Pull out every line below containing the word "SPARE".

■ Information given:

※ ※ ※

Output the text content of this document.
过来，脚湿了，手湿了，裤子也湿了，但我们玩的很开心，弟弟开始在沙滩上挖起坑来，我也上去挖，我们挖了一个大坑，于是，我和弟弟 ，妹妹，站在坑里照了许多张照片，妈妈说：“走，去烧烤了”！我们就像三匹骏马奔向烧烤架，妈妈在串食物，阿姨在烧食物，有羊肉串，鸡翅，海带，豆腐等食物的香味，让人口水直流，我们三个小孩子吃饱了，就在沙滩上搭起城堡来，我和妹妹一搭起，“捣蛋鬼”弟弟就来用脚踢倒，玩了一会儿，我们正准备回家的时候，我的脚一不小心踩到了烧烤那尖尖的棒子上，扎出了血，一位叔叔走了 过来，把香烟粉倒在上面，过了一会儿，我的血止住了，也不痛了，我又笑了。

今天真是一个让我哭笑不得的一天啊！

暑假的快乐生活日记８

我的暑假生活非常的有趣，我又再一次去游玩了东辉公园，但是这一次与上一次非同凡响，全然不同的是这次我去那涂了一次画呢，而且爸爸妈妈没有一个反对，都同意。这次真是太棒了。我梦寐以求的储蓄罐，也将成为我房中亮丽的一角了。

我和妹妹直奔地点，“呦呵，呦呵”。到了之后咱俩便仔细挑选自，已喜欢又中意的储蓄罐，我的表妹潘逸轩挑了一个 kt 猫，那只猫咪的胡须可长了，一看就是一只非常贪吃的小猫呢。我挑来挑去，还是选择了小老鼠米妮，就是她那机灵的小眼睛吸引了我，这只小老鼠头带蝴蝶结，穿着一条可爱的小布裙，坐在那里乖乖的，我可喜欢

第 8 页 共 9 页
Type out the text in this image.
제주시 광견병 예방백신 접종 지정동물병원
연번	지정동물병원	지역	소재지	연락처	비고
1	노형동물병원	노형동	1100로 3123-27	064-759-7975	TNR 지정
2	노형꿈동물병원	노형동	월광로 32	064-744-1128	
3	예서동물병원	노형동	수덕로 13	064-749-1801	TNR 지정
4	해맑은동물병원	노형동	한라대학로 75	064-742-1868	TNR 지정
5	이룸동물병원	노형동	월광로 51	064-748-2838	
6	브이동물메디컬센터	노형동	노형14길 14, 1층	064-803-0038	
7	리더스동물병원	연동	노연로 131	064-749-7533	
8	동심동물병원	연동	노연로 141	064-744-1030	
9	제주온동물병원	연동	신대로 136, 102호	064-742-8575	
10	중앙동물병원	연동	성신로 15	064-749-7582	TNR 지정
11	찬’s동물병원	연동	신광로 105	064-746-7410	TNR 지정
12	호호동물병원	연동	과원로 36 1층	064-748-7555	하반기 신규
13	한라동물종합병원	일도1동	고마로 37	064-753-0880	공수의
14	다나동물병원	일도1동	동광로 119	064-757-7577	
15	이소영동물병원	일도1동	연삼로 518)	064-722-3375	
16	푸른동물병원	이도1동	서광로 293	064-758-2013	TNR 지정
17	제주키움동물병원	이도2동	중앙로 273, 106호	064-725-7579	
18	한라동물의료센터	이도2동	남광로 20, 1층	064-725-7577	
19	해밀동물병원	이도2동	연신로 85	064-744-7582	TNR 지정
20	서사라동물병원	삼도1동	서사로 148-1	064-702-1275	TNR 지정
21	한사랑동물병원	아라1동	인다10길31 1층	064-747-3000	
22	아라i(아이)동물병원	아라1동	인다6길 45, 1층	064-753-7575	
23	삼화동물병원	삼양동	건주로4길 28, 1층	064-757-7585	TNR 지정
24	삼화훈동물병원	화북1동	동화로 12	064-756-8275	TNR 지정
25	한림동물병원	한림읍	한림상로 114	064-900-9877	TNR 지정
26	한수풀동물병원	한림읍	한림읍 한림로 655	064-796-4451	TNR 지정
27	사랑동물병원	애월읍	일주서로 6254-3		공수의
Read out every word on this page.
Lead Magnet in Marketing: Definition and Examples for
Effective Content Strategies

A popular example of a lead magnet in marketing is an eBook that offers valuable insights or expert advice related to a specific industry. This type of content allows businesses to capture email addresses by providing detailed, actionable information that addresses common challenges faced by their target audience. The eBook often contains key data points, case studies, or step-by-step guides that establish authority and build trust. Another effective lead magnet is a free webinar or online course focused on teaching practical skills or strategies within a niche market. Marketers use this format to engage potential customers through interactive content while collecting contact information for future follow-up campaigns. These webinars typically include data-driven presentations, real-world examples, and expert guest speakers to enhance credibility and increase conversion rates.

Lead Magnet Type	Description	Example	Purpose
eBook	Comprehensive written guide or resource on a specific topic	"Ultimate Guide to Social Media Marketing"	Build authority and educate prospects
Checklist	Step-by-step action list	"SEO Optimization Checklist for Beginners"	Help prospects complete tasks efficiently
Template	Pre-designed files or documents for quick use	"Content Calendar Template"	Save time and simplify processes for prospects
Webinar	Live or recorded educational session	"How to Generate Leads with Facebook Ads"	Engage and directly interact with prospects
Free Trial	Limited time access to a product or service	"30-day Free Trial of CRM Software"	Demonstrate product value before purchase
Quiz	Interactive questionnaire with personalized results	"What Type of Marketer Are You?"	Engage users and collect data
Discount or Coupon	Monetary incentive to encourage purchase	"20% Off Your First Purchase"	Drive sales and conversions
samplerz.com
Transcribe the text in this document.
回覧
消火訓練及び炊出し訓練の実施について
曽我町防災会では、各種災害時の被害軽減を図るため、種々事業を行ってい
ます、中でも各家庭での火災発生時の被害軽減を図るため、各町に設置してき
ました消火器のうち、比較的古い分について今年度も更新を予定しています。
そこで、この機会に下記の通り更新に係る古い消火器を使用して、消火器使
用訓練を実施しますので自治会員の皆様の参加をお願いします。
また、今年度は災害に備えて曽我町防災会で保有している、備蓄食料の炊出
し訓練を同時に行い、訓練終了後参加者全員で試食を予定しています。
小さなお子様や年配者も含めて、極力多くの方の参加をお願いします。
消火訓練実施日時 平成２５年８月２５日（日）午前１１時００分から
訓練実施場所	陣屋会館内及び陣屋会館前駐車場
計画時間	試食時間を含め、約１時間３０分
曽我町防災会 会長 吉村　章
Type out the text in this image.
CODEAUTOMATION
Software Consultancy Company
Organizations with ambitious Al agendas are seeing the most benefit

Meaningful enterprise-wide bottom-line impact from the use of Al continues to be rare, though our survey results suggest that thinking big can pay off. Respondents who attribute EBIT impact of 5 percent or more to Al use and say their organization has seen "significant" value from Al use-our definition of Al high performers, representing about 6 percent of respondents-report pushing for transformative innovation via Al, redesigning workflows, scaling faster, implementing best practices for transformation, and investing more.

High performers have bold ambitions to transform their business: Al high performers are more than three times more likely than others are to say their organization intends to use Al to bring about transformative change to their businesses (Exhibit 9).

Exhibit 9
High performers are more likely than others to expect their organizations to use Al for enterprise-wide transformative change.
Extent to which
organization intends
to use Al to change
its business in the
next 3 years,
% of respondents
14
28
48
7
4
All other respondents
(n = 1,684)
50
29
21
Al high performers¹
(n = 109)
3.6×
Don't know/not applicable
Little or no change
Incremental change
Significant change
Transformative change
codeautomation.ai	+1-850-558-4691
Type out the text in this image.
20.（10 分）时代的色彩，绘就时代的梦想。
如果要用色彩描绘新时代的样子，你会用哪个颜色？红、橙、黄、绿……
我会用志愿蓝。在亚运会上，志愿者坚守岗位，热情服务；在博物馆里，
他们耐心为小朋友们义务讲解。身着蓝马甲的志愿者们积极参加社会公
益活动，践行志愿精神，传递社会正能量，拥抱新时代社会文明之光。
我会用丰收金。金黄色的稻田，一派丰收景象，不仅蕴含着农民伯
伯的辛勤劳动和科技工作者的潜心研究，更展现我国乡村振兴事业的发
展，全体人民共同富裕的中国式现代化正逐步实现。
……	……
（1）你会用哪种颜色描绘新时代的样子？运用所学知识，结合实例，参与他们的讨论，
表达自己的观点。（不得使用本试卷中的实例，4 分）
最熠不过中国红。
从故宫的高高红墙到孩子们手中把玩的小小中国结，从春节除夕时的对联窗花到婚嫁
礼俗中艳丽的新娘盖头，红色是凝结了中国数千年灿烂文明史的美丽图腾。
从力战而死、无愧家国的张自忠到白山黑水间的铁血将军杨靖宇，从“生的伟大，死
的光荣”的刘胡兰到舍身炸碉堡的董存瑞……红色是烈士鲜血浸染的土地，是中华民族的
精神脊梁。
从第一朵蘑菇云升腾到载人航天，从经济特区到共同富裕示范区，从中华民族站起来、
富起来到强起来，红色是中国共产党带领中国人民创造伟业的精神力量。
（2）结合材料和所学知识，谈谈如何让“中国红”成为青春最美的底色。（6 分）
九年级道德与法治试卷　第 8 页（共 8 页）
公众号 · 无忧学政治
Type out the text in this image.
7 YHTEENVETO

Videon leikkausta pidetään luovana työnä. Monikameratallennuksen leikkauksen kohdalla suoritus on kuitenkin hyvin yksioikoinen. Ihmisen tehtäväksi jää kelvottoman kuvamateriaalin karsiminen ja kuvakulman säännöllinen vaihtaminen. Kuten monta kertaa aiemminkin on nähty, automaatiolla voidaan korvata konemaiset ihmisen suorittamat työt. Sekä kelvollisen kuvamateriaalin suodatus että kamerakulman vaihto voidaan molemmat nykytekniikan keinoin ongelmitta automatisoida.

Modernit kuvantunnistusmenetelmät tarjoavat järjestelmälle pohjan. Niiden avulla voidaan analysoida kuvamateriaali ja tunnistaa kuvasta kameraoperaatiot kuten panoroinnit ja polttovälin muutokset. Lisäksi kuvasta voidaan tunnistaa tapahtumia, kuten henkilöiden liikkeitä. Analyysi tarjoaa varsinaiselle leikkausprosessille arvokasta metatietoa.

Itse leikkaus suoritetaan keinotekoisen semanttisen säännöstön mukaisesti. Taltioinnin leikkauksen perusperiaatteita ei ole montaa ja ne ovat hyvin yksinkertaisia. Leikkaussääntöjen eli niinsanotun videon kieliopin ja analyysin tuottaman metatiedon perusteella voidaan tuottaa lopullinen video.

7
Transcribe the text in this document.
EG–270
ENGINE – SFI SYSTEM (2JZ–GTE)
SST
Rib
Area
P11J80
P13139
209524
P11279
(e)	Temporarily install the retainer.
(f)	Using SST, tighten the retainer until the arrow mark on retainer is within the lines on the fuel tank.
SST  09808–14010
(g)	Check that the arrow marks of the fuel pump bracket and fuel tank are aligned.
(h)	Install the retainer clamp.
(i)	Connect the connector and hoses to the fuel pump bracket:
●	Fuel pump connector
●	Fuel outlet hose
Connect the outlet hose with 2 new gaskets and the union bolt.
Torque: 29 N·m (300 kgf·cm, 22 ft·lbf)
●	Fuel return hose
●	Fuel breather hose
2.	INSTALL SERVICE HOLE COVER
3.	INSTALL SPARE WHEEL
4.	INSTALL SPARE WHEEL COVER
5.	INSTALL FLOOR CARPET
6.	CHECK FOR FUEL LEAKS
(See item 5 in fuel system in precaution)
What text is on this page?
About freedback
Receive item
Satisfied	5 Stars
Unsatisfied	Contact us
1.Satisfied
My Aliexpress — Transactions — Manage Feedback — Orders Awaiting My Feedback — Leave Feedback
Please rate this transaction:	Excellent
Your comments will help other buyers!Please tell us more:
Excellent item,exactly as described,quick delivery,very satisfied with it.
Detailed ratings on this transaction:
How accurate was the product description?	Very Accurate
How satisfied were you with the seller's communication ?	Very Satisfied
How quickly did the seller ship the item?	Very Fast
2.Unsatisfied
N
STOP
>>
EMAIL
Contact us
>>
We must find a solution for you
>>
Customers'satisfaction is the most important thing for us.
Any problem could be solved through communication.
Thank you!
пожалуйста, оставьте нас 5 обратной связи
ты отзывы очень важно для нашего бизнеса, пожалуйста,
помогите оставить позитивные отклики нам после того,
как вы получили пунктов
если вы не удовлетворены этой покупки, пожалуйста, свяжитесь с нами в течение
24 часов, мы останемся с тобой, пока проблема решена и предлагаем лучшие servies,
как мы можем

※ ※ ※

■ Finished answer:
3.	INSTALL SPARE WHEEL
4.	INSTALL SPARE WHEEL COVER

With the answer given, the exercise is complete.